▸ **Supplied data**

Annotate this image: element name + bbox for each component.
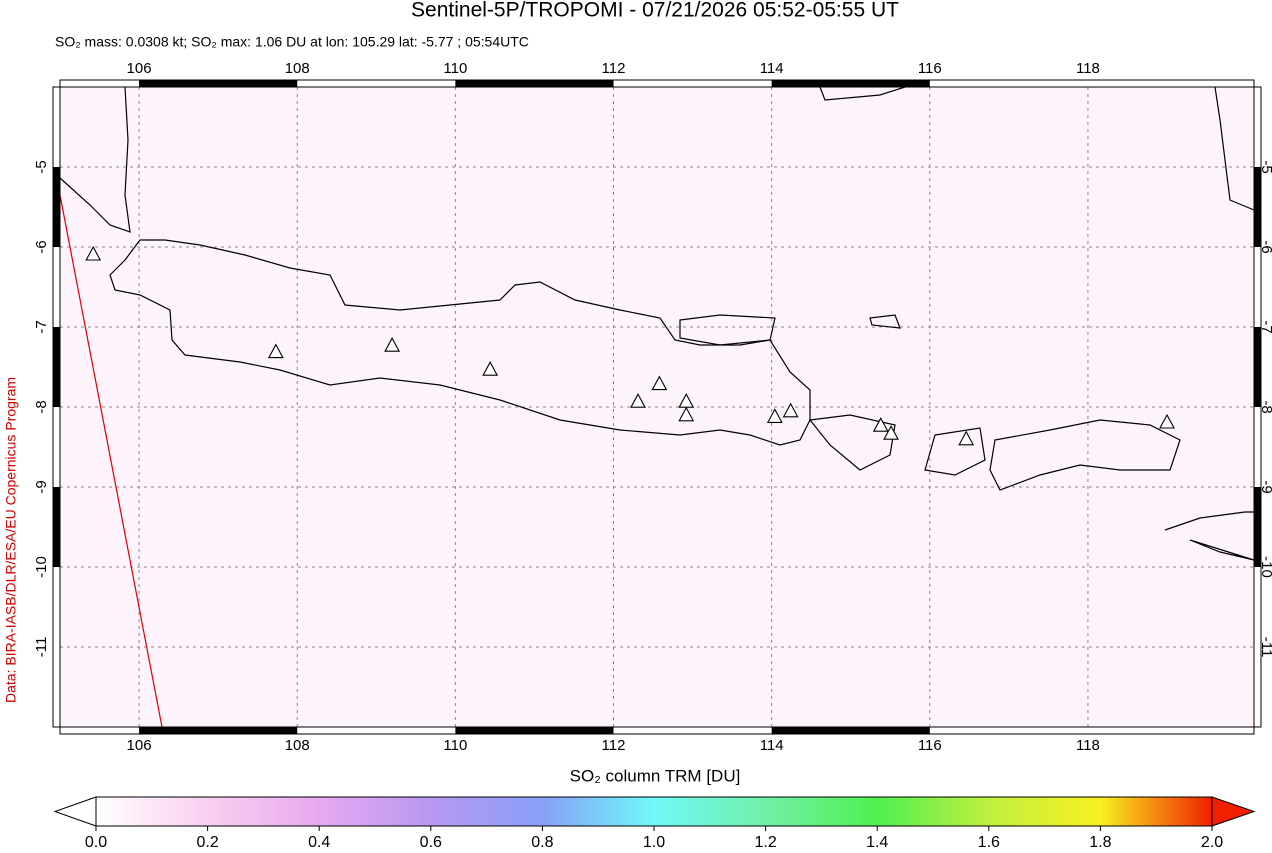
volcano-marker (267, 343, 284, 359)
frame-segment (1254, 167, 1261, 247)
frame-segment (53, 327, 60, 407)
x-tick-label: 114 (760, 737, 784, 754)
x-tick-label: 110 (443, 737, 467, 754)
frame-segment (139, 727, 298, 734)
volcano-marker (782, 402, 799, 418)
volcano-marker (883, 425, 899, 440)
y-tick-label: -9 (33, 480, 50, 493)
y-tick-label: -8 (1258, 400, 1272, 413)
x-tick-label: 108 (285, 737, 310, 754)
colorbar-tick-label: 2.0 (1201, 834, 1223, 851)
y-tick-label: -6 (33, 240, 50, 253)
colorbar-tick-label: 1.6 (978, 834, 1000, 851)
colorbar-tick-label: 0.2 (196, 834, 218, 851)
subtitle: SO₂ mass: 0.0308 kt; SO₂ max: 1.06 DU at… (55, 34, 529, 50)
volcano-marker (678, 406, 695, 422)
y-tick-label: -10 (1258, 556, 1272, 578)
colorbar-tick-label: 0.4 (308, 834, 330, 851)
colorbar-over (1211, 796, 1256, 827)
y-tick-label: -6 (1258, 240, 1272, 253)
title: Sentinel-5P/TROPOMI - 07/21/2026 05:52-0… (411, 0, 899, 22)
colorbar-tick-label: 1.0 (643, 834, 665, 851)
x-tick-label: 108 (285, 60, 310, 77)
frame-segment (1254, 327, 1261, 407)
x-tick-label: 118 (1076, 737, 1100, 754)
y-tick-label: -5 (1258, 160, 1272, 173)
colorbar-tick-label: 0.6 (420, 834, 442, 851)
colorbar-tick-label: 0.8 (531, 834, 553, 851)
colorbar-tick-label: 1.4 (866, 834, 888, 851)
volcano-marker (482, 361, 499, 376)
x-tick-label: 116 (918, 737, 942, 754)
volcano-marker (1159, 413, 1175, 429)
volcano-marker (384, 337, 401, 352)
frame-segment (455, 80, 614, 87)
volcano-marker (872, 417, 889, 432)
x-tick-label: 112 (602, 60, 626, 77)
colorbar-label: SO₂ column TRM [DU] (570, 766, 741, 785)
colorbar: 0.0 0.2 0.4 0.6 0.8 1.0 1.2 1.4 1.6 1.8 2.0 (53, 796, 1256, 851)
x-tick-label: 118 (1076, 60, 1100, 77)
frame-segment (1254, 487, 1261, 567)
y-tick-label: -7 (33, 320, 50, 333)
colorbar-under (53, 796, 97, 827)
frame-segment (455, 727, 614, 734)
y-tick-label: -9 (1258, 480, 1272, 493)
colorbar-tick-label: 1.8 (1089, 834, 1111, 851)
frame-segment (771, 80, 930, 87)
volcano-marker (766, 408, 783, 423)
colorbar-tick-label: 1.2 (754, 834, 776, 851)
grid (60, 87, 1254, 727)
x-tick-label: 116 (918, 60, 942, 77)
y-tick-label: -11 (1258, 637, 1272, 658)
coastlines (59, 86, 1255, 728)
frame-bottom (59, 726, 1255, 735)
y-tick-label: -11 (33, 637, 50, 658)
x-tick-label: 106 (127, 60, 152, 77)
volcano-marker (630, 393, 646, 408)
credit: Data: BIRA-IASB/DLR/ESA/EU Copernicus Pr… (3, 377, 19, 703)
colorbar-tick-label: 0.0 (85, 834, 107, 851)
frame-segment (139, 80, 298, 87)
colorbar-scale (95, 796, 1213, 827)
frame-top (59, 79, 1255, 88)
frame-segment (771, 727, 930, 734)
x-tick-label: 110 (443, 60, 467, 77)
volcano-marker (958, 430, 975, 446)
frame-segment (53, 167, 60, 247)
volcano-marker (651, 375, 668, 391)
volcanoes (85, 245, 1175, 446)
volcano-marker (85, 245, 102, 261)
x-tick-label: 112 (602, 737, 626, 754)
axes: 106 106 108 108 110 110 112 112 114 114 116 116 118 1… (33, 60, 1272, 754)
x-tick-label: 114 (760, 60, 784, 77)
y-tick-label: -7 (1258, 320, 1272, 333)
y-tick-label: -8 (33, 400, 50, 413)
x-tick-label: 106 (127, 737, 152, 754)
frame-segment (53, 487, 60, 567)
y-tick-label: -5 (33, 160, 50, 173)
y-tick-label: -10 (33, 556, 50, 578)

==

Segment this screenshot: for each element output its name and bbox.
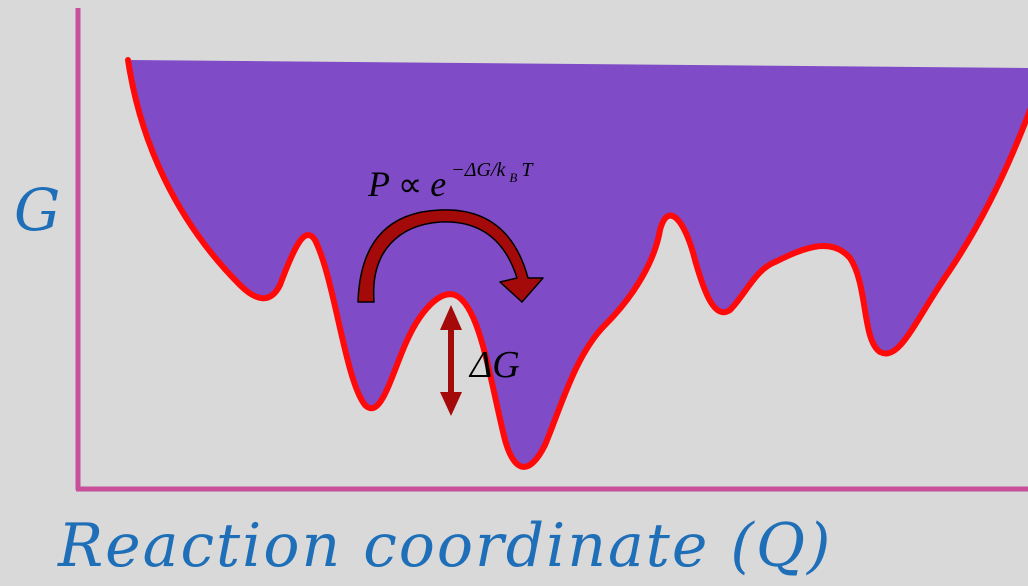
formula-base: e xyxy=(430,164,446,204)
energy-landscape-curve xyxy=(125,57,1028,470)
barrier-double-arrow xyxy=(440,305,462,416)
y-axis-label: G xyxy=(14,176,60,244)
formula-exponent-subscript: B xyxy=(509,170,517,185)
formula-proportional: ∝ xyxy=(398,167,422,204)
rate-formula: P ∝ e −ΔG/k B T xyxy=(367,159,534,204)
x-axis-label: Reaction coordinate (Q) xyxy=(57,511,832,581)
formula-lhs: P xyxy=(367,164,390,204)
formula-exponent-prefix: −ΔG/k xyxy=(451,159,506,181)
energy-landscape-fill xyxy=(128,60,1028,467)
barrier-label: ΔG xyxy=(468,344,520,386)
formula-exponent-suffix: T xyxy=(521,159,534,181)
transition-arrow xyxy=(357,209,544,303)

▸ **Objective**
Quote everything from the line that contains "formula-base: e xyxy=(430,164,446,204)" down to the line that contains "formula-proportional: ∝ xyxy=(398,167,422,204)", both of those lines included.

▸ **Result for this exercise**
formula-base: e xyxy=(430,164,446,204)
energy-landscape-curve xyxy=(125,57,1028,470)
barrier-double-arrow xyxy=(440,305,462,416)
y-axis-label: G xyxy=(14,176,60,244)
formula-exponent-subscript: B xyxy=(509,170,517,185)
formula-proportional: ∝ xyxy=(398,167,422,204)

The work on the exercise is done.